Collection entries
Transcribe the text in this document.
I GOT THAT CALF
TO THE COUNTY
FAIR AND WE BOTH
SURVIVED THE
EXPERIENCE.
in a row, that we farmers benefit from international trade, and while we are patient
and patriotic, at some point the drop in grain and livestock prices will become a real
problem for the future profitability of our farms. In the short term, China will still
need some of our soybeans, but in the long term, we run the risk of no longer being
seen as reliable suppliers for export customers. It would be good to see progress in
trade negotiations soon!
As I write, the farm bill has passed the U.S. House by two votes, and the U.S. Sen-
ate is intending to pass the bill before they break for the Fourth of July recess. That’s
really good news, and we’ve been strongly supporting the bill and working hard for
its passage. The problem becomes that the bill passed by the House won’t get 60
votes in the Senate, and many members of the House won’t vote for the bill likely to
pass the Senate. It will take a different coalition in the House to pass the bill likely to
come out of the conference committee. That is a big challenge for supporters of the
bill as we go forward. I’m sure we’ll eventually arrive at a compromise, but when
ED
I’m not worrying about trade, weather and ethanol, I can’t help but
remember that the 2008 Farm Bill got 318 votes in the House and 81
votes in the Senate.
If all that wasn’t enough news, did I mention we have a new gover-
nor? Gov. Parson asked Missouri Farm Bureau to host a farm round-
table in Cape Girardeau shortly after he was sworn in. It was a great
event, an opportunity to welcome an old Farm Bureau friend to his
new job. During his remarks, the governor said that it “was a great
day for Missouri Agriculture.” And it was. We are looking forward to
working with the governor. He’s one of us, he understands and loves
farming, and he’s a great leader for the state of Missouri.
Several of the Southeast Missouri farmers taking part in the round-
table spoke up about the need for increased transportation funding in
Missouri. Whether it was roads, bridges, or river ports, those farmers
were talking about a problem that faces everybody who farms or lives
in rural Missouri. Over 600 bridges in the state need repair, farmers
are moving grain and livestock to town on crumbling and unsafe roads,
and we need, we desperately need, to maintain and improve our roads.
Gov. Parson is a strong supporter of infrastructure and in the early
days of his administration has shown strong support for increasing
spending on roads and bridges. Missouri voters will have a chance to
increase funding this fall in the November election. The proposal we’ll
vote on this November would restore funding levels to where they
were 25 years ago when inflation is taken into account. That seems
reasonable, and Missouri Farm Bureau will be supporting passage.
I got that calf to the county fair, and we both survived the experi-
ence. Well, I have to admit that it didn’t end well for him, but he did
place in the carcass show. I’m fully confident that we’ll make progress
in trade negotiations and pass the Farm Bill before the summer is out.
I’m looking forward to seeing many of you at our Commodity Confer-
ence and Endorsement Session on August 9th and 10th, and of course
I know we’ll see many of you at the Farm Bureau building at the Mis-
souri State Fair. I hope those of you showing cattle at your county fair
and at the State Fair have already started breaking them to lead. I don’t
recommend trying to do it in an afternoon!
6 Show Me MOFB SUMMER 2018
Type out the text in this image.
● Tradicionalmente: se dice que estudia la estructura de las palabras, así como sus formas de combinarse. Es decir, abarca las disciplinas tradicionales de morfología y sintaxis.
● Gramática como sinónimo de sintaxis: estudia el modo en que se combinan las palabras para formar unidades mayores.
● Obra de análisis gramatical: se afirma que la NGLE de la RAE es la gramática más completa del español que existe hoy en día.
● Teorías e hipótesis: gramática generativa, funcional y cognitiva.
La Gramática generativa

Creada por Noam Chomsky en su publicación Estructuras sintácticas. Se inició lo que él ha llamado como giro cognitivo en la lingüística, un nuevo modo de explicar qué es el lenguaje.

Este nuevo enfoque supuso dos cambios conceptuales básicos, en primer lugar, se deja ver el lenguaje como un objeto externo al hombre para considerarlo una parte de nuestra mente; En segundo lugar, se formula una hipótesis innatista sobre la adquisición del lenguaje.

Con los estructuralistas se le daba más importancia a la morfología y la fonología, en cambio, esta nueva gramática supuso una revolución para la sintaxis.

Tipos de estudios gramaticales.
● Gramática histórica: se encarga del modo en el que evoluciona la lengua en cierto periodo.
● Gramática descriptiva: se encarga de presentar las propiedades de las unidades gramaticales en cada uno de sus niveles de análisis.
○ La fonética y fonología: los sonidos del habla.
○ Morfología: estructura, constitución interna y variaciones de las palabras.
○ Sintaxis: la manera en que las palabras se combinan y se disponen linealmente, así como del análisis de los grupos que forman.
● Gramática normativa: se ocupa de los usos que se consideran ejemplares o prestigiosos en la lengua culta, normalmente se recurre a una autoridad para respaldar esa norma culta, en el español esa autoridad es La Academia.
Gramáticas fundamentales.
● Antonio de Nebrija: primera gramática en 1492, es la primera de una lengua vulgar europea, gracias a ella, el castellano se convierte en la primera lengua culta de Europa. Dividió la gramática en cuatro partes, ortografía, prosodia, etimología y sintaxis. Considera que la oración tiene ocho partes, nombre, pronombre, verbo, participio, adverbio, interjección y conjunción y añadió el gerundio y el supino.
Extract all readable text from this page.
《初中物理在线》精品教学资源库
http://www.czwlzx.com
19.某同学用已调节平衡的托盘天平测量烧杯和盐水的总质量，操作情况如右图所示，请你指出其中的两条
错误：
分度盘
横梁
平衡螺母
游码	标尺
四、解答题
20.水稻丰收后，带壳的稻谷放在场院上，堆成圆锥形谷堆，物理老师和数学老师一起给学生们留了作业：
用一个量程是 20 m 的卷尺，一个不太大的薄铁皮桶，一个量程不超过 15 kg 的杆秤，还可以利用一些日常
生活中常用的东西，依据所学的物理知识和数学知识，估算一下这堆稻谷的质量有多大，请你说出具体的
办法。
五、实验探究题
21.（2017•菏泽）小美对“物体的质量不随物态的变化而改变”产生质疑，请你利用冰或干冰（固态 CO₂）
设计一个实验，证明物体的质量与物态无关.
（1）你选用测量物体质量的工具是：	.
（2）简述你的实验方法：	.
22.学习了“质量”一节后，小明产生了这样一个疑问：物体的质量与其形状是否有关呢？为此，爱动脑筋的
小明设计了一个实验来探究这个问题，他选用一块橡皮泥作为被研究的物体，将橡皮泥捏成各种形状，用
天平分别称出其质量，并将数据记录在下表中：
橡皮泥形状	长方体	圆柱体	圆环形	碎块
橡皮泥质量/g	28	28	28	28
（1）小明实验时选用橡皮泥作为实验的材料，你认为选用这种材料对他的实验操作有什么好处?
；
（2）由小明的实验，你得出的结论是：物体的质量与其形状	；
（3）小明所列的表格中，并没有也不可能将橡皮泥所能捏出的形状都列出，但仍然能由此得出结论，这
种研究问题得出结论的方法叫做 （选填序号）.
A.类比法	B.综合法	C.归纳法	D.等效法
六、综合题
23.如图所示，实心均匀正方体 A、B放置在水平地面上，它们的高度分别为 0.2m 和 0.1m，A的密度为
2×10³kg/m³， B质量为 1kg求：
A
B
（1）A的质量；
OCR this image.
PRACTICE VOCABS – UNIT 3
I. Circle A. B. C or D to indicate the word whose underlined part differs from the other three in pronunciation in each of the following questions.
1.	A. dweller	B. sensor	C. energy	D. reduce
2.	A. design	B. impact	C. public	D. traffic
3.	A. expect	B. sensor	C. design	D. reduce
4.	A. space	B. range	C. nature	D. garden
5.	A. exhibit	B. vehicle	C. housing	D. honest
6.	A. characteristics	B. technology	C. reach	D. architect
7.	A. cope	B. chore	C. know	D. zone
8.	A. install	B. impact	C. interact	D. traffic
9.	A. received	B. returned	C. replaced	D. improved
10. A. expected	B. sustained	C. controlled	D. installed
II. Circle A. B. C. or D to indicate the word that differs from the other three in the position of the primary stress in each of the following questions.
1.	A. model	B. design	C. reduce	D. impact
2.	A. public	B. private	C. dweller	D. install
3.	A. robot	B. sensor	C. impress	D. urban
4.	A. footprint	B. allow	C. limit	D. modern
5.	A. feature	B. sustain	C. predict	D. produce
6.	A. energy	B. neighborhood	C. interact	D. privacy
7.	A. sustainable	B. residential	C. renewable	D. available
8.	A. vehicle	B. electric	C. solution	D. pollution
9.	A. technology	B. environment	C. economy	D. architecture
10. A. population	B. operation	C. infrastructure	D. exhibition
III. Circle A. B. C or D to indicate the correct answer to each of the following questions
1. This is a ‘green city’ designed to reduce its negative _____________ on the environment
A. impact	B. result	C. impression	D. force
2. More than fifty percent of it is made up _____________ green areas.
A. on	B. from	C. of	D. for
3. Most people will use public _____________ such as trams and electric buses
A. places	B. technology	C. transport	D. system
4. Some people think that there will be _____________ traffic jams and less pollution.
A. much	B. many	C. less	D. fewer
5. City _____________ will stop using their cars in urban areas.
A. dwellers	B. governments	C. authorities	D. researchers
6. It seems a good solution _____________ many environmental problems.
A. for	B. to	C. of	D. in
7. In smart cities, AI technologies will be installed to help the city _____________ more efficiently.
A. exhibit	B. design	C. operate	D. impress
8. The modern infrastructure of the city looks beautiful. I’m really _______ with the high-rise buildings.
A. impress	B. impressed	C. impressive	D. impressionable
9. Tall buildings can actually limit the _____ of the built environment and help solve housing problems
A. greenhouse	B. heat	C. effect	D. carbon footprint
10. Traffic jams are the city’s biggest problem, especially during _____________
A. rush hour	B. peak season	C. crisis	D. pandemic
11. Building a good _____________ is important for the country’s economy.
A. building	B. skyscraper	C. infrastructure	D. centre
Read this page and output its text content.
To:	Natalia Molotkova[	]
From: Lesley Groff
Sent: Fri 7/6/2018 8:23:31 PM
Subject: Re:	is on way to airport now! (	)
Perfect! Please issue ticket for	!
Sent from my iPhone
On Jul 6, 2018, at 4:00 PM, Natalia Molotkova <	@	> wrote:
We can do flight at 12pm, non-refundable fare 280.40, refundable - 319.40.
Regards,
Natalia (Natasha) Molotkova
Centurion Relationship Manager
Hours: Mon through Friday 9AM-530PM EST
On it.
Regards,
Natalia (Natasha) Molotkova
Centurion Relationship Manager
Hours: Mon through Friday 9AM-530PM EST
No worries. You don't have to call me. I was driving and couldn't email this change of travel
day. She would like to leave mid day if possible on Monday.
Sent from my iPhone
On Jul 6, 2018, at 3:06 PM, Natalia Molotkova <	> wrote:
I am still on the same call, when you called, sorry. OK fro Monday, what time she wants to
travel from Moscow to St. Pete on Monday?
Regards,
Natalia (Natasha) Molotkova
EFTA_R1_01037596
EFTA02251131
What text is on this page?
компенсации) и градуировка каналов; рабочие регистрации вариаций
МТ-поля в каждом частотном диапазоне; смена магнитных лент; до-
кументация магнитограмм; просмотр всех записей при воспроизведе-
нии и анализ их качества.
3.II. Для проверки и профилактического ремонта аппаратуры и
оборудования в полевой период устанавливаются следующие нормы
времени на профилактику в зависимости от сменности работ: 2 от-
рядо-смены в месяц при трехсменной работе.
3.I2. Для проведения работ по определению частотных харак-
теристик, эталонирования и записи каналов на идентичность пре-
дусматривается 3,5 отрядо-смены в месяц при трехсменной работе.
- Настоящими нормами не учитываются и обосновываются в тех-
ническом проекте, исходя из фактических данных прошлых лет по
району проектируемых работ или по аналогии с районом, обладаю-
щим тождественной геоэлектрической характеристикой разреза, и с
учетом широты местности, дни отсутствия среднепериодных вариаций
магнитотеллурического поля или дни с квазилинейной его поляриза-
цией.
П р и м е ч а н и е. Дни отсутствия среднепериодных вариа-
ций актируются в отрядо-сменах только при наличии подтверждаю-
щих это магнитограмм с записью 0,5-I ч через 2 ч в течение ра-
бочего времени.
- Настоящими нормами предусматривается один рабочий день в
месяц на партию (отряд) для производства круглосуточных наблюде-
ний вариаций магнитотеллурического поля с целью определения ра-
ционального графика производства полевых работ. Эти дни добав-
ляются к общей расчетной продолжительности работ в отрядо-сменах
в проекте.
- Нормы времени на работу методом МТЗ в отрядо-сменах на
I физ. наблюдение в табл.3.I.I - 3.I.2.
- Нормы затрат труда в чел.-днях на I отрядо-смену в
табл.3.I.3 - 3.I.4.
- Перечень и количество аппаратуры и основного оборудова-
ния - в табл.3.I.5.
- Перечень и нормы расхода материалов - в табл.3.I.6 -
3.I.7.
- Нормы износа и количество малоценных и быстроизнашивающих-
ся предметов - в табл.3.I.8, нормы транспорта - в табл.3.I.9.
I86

▶ [TASK DETAILS]
Pick every line with "really" in it and copy it.

▶ [EXERCISE SOLUTION]
really good news, and we’ve been strongly supporting the bill and working hard for
8. The modern infrastructure of the city looks beautiful. I’m really _______ with the high-rise buildings.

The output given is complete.